Exactly as given, repeat all of the entries.

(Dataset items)
============================================================
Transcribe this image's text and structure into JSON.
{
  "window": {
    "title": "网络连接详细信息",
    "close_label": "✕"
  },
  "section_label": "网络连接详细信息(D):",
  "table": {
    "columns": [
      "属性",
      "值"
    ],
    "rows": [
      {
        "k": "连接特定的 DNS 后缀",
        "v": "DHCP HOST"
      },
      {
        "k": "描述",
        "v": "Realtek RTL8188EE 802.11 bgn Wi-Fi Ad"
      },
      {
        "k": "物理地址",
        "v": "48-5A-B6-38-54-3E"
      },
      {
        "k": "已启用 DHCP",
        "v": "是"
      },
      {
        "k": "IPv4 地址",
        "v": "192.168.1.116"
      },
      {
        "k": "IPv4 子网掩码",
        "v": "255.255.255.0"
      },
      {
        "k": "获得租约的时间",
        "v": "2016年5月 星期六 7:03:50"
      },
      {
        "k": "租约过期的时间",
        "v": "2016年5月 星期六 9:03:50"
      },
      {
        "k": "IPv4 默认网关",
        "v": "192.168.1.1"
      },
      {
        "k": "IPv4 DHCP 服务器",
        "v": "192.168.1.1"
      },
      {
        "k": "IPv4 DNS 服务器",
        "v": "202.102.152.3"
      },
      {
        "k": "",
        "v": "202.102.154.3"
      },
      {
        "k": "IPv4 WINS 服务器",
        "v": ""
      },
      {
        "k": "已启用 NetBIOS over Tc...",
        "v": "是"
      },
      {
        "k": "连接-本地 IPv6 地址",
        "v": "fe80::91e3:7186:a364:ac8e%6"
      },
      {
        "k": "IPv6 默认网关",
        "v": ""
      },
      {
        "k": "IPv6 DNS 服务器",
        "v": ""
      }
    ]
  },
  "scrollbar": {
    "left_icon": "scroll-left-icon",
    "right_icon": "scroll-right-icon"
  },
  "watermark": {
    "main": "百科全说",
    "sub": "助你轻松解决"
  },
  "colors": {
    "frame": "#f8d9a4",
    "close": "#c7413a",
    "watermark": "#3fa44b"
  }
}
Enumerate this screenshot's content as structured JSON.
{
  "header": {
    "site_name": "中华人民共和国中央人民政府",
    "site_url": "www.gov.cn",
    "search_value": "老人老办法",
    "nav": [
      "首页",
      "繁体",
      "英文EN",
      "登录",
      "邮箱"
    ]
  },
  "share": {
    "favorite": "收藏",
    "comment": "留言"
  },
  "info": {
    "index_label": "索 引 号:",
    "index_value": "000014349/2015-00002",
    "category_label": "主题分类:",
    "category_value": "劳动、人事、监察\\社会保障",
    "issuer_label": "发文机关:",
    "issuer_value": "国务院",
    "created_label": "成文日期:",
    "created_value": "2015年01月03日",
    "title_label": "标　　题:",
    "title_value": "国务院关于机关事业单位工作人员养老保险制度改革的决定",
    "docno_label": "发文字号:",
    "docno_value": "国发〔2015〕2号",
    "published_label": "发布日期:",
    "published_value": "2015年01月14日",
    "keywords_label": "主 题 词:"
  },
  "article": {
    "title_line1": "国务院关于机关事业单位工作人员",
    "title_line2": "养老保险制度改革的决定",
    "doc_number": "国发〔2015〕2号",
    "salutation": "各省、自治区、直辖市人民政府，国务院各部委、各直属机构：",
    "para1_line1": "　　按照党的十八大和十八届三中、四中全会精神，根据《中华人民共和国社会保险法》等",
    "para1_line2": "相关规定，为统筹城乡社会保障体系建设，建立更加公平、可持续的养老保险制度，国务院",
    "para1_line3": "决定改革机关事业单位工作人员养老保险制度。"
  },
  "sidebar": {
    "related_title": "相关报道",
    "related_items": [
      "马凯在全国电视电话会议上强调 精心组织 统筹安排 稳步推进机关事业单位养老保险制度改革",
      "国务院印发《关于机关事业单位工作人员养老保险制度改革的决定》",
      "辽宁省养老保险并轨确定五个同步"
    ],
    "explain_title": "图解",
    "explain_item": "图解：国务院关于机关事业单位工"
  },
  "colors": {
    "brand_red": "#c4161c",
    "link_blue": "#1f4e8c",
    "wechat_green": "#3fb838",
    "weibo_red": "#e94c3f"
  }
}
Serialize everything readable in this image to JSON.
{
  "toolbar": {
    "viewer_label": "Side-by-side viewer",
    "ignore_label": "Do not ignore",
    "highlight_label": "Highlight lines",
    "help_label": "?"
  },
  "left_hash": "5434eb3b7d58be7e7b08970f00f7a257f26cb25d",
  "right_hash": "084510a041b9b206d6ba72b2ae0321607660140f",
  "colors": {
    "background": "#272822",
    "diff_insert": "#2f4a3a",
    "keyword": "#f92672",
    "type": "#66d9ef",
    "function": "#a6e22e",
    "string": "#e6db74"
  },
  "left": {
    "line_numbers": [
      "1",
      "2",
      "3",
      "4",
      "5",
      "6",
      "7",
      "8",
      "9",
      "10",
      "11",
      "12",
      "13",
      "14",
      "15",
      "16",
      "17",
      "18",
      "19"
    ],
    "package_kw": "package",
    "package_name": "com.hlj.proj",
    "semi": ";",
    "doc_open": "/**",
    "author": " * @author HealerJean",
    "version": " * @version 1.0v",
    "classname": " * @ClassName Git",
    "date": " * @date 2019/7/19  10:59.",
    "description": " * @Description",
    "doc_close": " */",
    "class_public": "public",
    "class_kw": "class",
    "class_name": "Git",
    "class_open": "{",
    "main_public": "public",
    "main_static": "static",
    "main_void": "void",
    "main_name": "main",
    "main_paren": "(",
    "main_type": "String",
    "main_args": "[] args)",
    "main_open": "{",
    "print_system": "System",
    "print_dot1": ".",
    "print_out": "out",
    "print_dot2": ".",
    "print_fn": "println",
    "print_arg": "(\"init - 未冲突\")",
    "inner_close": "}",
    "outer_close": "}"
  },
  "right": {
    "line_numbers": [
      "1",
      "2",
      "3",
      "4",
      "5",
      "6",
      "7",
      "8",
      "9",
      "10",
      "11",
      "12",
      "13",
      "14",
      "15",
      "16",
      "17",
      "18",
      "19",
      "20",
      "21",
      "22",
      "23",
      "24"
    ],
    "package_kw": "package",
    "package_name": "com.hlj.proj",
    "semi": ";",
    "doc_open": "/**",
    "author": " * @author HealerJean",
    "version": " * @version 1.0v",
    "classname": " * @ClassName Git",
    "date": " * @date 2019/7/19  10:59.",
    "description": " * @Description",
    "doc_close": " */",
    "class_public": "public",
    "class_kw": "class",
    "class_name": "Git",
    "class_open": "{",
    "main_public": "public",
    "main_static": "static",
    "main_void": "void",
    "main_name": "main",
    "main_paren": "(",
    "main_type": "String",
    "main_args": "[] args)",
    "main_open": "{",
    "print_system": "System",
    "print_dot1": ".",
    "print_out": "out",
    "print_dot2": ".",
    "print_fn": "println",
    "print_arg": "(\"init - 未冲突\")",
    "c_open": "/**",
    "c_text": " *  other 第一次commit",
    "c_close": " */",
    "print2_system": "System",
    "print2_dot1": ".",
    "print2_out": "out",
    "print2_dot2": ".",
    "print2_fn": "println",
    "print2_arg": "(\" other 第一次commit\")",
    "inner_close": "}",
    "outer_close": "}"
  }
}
============================================================
* **EXERCISE OUTPUT**:
Transcribe this image's text and structure into JSON.
{
  "window": {
    "title": "网络连接详细信息",
    "close_label": "✕"
  },
  "section_label": "网络连接详细信息(D):",
  "table": {
    "columns": [
      "属性",
      "值"
    ],
    "rows": [
      {
        "k": "连接特定的 DNS 后缀",
        "v": "DHCP HOST"
      },
      {
        "k": "描述",
        "v": "Realtek RTL8188EE 802.11 bgn Wi-Fi Ad"
      },
      {
        "k": "物理地址",
        "v": "48-5A-B6-38-54-3E"
      },
      {
        "k": "已启用 DHCP",
        "v": "是"
      },
      {
        "k": "IPv4 地址",
        "v": "192.168.1.116"
      },
      {
        "k": "IPv4 子网掩码",
        "v": "255.255.255.0"
      },
      {
        "k": "获得租约的时间",
        "v": "2016年5月 星期六 7:03:50"
      },
      {
        "k": "租约过期的时间",
        "v": "2016年5月 星期六 9:03:50"
      },
      {
        "k": "IPv4 默认网关",
        "v": "192.168.1.1"
      },
      {
        "k": "IPv4 DHCP 服务器",
        "v": "192.168.1.1"
      },
      {
        "k": "IPv4 DNS 服务器",
        "v": "202.102.152.3"
      },
      {
        "k": "",
        "v": "202.102.154.3"
      },
      {
        "k": "IPv4 WINS 服务器",
        "v": ""
      },
      {
        "k": "已启用 NetBIOS over Tc...",
        "v": "是"
      },
      {
        "k": "连接-本地 IPv6 地址",
        "v": "fe80::91e3:7186:a364:ac8e%6"
      },
      {
        "k": "IPv6 默认网关",
        "v": ""
      },
      {
        "k": "IPv6 DNS 服务器",
        "v": ""
      }
    ]
  },
  "scrollbar": {
    "left_icon": "scroll-left-icon",
    "right_icon": "scroll-right-icon"
  },
  "watermark": {
    "main": "百科全说",
    "sub": "助你轻松解决"
  },
  "colors": {
    "frame": "#f8d9a4",
    "close": "#c7413a",
    "watermark": "#3fa44b"
  }
}
Enumerate this screenshot's content as structured JSON.
{
  "header": {
    "site_name": "中华人民共和国中央人民政府",
    "site_url": "www.gov.cn",
    "search_value": "老人老办法",
    "nav": [
      "首页",
      "繁体",
      "英文EN",
      "登录",
      "邮箱"
    ]
  },
  "share": {
    "favorite": "收藏",
    "comment": "留言"
  },
  "info": {
    "index_label": "索 引 号:",
    "index_value": "000014349/2015-00002",
    "category_label": "主题分类:",
    "category_value": "劳动、人事、监察\\社会保障",
    "issuer_label": "发文机关:",
    "issuer_value": "国务院",
    "created_label": "成文日期:",
    "created_value": "2015年01月03日",
    "title_label": "标　　题:",
    "title_value": "国务院关于机关事业单位工作人员养老保险制度改革的决定",
    "docno_label": "发文字号:",
    "docno_value": "国发〔2015〕2号",
    "published_label": "发布日期:",
    "published_value": "2015年01月14日",
    "keywords_label": "主 题 词:"
  },
  "article": {
    "title_line1": "国务院关于机关事业单位工作人员",
    "title_line2": "养老保险制度改革的决定",
    "doc_number": "国发〔2015〕2号",
    "salutation": "各省、自治区、直辖市人民政府，国务院各部委、各直属机构：",
    "para1_line1": "　　按照党的十八大和十八届三中、四中全会精神，根据《中华人民共和国社会保险法》等",
    "para1_line2": "相关规定，为统筹城乡社会保障体系建设，建立更加公平、可持续的养老保险制度，国务院",
    "para1_line3": "决定改革机关事业单位工作人员养老保险制度。"
  },
  "sidebar": {
    "related_title": "相关报道",
    "related_items": [
      "马凯在全国电视电话会议上强调 精心组织 统筹安排 稳步推进机关事业单位养老保险制度改革",
      "国务院印发《关于机关事业单位工作人员养老保险制度改革的决定》",
      "辽宁省养老保险并轨确定五个同步"
    ],
    "explain_title": "图解",
    "explain_item": "图解：国务院关于机关事业单位工"
  },
  "colors": {
    "brand_red": "#c4161c",
    "link_blue": "#1f4e8c",
    "wechat_green": "#3fb838",
    "weibo_red": "#e94c3f"
  }
}
Serialize everything readable in this image to JSON.
{
  "toolbar": {
    "viewer_label": "Side-by-side viewer",
    "ignore_label": "Do not ignore",
    "highlight_label": "Highlight lines",
    "help_label": "?"
  },
  "left_hash": "5434eb3b7d58be7e7b08970f00f7a257f26cb25d",
  "right_hash": "084510a041b9b206d6ba72b2ae0321607660140f",
  "colors": {
    "background": "#272822",
    "diff_insert": "#2f4a3a",
    "keyword": "#f92672",
    "type": "#66d9ef",
    "function": "#a6e22e",
    "string": "#e6db74"
  },
  "left": {
    "line_numbers": [
      "1",
      "2",
      "3",
      "4",
      "5",
      "6",
      "7",
      "8",
      "9",
      "10",
      "11",
      "12",
      "13",
      "14",
      "15",
      "16",
      "17",
      "18",
      "19"
    ],
    "package_kw": "package",
    "package_name": "com.hlj.proj",
    "semi": ";",
    "doc_open": "/**",
    "author": " * @author HealerJean",
    "version": " * @version 1.0v",
    "classname": " * @ClassName Git",
    "date": " * @date 2019/7/19  10:59.",
    "description": " * @Description",
    "doc_close": " */",
    "class_public": "public",
    "class_kw": "class",
    "class_name": "Git",
    "class_open": "{",
    "main_public": "public",
    "main_static": "static",
    "main_void": "void",
    "main_name": "main",
    "main_paren": "(",
    "main_type": "String",
    "main_args": "[] args)",
    "main_open": "{",
    "print_system": "System",
    "print_dot1": ".",
    "print_out": "out",
    "print_dot2": ".",
    "print_fn": "println",
    "print_arg": "(\"init - 未冲突\")",
    "inner_close": "}",
    "outer_close": "}"
  },
  "right": {
    "line_numbers": [
      "1",
      "2",
      "3",
      "4",
      "5",
      "6",
      "7",
      "8",
      "9",
      "10",
      "11",
      "12",
      "13",
      "14",
      "15",
      "16",
      "17",
      "18",
      "19",
      "20",
      "21",
      "22",
      "23",
      "24"
    ],
    "package_kw": "package",
    "package_name": "com.hlj.proj",
    "semi": ";",
    "doc_open": "/**",
    "author": " * @author HealerJean",
    "version": " * @version 1.0v",
    "classname": " * @ClassName Git",
    "date": " * @date 2019/7/19  10:59.",
    "description": " * @Description",
    "doc_close": " */",
    "class_public": "public",
    "class_kw": "class",
    "class_name": "Git",
    "class_open": "{",
    "main_public": "public",
    "main_static": "static",
    "main_void": "void",
    "main_name": "main",
    "main_paren": "(",
    "main_type": "String",
    "main_args": "[] args)",
    "main_open": "{",
    "print_system": "System",
    "print_dot1": ".",
    "print_out": "out",
    "print_dot2": ".",
    "print_fn": "println",
    "print_arg": "(\"init - 未冲突\")",
    "c_open": "/**",
    "c_text": " *  other 第一次commit",
    "c_close": " */",
    "print2_system": "System",
    "print2_dot1": ".",
    "print2_out": "out",
    "print2_dot2": ".",
    "print2_fn": "println",
    "print2_arg": "(\" other 第一次commit\")",
    "inner_close": "}",
    "outer_close": "}"
  }
}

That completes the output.